[Requirements] Each entry below is to be given again word for word, with no pictures.

Records about charts and figures
##########
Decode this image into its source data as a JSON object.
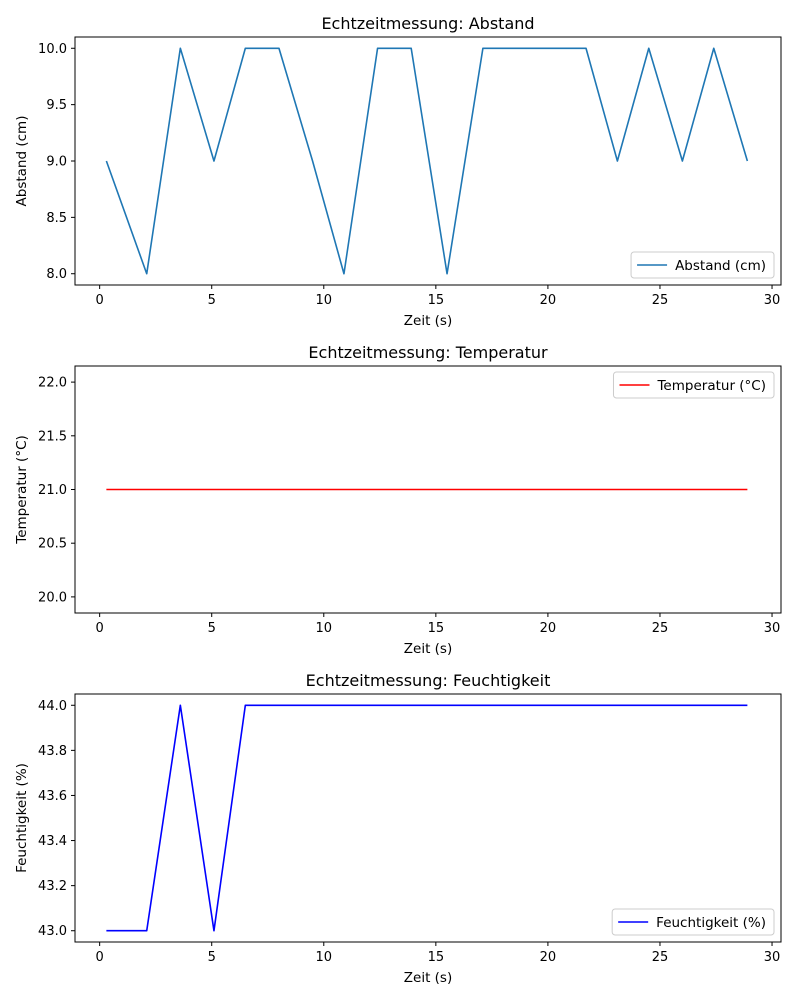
{
  "chart_data": [
    {
      "type": "line",
      "title": "Echtzeitmessung: Abstand",
      "xlabel": "Zeit (s)",
      "ylabel": "Abstand (cm)",
      "xlim": [
        -1.1,
        30.4
      ],
      "ylim": [
        7.9,
        10.1
      ],
      "xticks": [
        0,
        5,
        10,
        15,
        20,
        25,
        30
      ],
      "yticks": [
        8.0,
        8.5,
        9.0,
        9.5,
        10.0
      ],
      "ytick_labels": [
        "8.0",
        "8.5",
        "9.0",
        "9.5",
        "10.0"
      ],
      "legend_position": "lower right",
      "series": [
        {
          "name": "Abstand (cm)",
          "color": "#1f77b4",
          "x": [
            0.3,
            2.1,
            3.6,
            5.1,
            6.5,
            8.0,
            9.5,
            10.9,
            12.4,
            13.9,
            15.5,
            17.1,
            21.7,
            23.1,
            24.5,
            26.0,
            27.4,
            28.9
          ],
          "y": [
            9.0,
            8.0,
            10.0,
            9.0,
            10.0,
            10.0,
            9.0,
            8.0,
            10.0,
            10.0,
            8.0,
            10.0,
            10.0,
            9.0,
            10.0,
            9.0,
            10.0,
            9.0
          ]
        }
      ]
    },
    {
      "type": "line",
      "title": "Echtzeitmessung: Temperatur",
      "xlabel": "Zeit (s)",
      "ylabel": "Temperatur (°C)",
      "xlim": [
        -1.1,
        30.4
      ],
      "ylim": [
        19.85,
        22.15
      ],
      "xticks": [
        0,
        5,
        10,
        15,
        20,
        25,
        30
      ],
      "yticks": [
        20.0,
        20.5,
        21.0,
        21.5,
        22.0
      ],
      "ytick_labels": [
        "20.0",
        "20.5",
        "21.0",
        "21.5",
        "22.0"
      ],
      "legend_position": "upper right",
      "series": [
        {
          "name": "Temperatur (°C)",
          "color": "#ff0000",
          "x": [
            0.3,
            28.9
          ],
          "y": [
            21.0,
            21.0
          ]
        }
      ]
    },
    {
      "type": "line",
      "title": "Echtzeitmessung: Feuchtigkeit",
      "xlabel": "Zeit (s)",
      "ylabel": "Feuchtigkeit (%)",
      "xlim": [
        -1.1,
        30.4
      ],
      "ylim": [
        42.95,
        44.05
      ],
      "xticks": [
        0,
        5,
        10,
        15,
        20,
        25,
        30
      ],
      "yticks": [
        43.0,
        43.2,
        43.4,
        43.6,
        43.8,
        44.0
      ],
      "ytick_labels": [
        "43.0",
        "43.2",
        "43.4",
        "43.6",
        "43.8",
        "44.0"
      ],
      "legend_position": "lower right",
      "series": [
        {
          "name": "Feuchtigkeit (%)",
          "color": "#0000ff",
          "x": [
            0.3,
            2.1,
            3.6,
            5.1,
            6.5,
            28.9
          ],
          "y": [
            43.0,
            43.0,
            44.0,
            43.0,
            44.0,
            44.0
          ]
        }
      ]
    }
  ]
}
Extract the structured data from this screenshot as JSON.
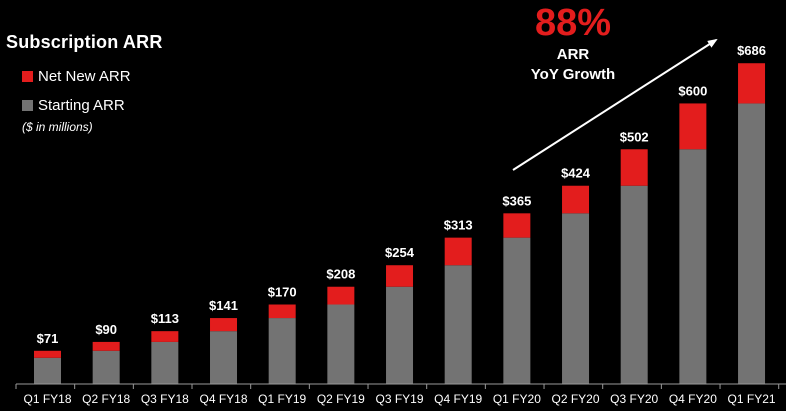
{
  "chart_data": {
    "type": "bar",
    "title": "Subscription ARR",
    "units_note": "($ in millions)",
    "categories": [
      "Q1 FY18",
      "Q2 FY18",
      "Q3 FY18",
      "Q4 FY18",
      "Q1 FY19",
      "Q2 FY19",
      "Q3 FY19",
      "Q4 FY19",
      "Q1 FY20",
      "Q2 FY20",
      "Q3 FY20",
      "Q4 FY20",
      "Q1 FY21"
    ],
    "series": [
      {
        "name": "Starting ARR",
        "color": "#737373",
        "values": [
          56,
          71,
          90,
          113,
          141,
          170,
          208,
          254,
          313,
          365,
          424,
          502,
          600
        ]
      },
      {
        "name": "Net New ARR",
        "color": "#e31d1d",
        "values": [
          15,
          19,
          23,
          28,
          29,
          38,
          46,
          59,
          52,
          59,
          78,
          98,
          86
        ]
      }
    ],
    "totals": [
      71,
      90,
      113,
      141,
      170,
      208,
      254,
      313,
      365,
      424,
      502,
      600,
      686
    ],
    "total_labels": [
      "$71",
      "$90",
      "$113",
      "$141",
      "$170",
      "$208",
      "$254",
      "$313",
      "$365",
      "$424",
      "$502",
      "$600",
      "$686"
    ],
    "stacked": true,
    "ylim": [
      0,
      700
    ],
    "grid": false,
    "legend_position": "top-left",
    "annotation": {
      "value": "88%",
      "line1": "ARR",
      "line2": "YoY Growth",
      "color": "#e31d1d"
    }
  }
}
##########
[Solution for this exercise]
Decode this image into its source data as a JSON object.
{
  "chart_data": [
    {
      "type": "line",
      "title": "Echtzeitmessung: Abstand",
      "xlabel": "Zeit (s)",
      "ylabel": "Abstand (cm)",
      "xlim": [
        -1.1,
        30.4
      ],
      "ylim": [
        7.9,
        10.1
      ],
      "xticks": [
        0,
        5,
        10,
        15,
        20,
        25,
        30
      ],
      "yticks": [
        8.0,
        8.5,
        9.0,
        9.5,
        10.0
      ],
      "ytick_labels": [
        "8.0",
        "8.5",
        "9.0",
        "9.5",
        "10.0"
      ],
      "legend_position": "lower right",
      "series": [
        {
          "name": "Abstand (cm)",
          "color": "#1f77b4",
          "x": [
            0.3,
            2.1,
            3.6,
            5.1,
            6.5,
            8.0,
            9.5,
            10.9,
            12.4,
            13.9,
            15.5,
            17.1,
            21.7,
            23.1,
            24.5,
            26.0,
            27.4,
            28.9
          ],
          "y": [
            9.0,
            8.0,
            10.0,
            9.0,
            10.0,
            10.0,
            9.0,
            8.0,
            10.0,
            10.0,
            8.0,
            10.0,
            10.0,
            9.0,
            10.0,
            9.0,
            10.0,
            9.0
          ]
        }
      ]
    },
    {
      "type": "line",
      "title": "Echtzeitmessung: Temperatur",
      "xlabel": "Zeit (s)",
      "ylabel": "Temperatur (°C)",
      "xlim": [
        -1.1,
        30.4
      ],
      "ylim": [
        19.85,
        22.15
      ],
      "xticks": [
        0,
        5,
        10,
        15,
        20,
        25,
        30
      ],
      "yticks": [
        20.0,
        20.5,
        21.0,
        21.5,
        22.0
      ],
      "ytick_labels": [
        "20.0",
        "20.5",
        "21.0",
        "21.5",
        "22.0"
      ],
      "legend_position": "upper right",
      "series": [
        {
          "name": "Temperatur (°C)",
          "color": "#ff0000",
          "x": [
            0.3,
            28.9
          ],
          "y": [
            21.0,
            21.0
          ]
        }
      ]
    },
    {
      "type": "line",
      "title": "Echtzeitmessung: Feuchtigkeit",
      "xlabel": "Zeit (s)",
      "ylabel": "Feuchtigkeit (%)",
      "xlim": [
        -1.1,
        30.4
      ],
      "ylim": [
        42.95,
        44.05
      ],
      "xticks": [
        0,
        5,
        10,
        15,
        20,
        25,
        30
      ],
      "yticks": [
        43.0,
        43.2,
        43.4,
        43.6,
        43.8,
        44.0
      ],
      "ytick_labels": [
        "43.0",
        "43.2",
        "43.4",
        "43.6",
        "43.8",
        "44.0"
      ],
      "legend_position": "lower right",
      "series": [
        {
          "name": "Feuchtigkeit (%)",
          "color": "#0000ff",
          "x": [
            0.3,
            2.1,
            3.6,
            5.1,
            6.5,
            28.9
          ],
          "y": [
            43.0,
            43.0,
            44.0,
            43.0,
            44.0,
            44.0
          ]
        }
      ]
    }
  ]
}
Extract the structured data from this screenshot as JSON.
{
  "chart_data": {
    "type": "bar",
    "title": "Subscription ARR",
    "units_note": "($ in millions)",
    "categories": [
      "Q1 FY18",
      "Q2 FY18",
      "Q3 FY18",
      "Q4 FY18",
      "Q1 FY19",
      "Q2 FY19",
      "Q3 FY19",
      "Q4 FY19",
      "Q1 FY20",
      "Q2 FY20",
      "Q3 FY20",
      "Q4 FY20",
      "Q1 FY21"
    ],
    "series": [
      {
        "name": "Starting ARR",
        "color": "#737373",
        "values": [
          56,
          71,
          90,
          113,
          141,
          170,
          208,
          254,
          313,
          365,
          424,
          502,
          600
        ]
      },
      {
        "name": "Net New ARR",
        "color": "#e31d1d",
        "values": [
          15,
          19,
          23,
          28,
          29,
          38,
          46,
          59,
          52,
          59,
          78,
          98,
          86
        ]
      }
    ],
    "totals": [
      71,
      90,
      113,
      141,
      170,
      208,
      254,
      313,
      365,
      424,
      502,
      600,
      686
    ],
    "total_labels": [
      "$71",
      "$90",
      "$113",
      "$141",
      "$170",
      "$208",
      "$254",
      "$313",
      "$365",
      "$424",
      "$502",
      "$600",
      "$686"
    ],
    "stacked": true,
    "ylim": [
      0,
      700
    ],
    "grid": false,
    "legend_position": "top-left",
    "annotation": {
      "value": "88%",
      "line1": "ARR",
      "line2": "YoY Growth",
      "color": "#e31d1d"
    }
  }
}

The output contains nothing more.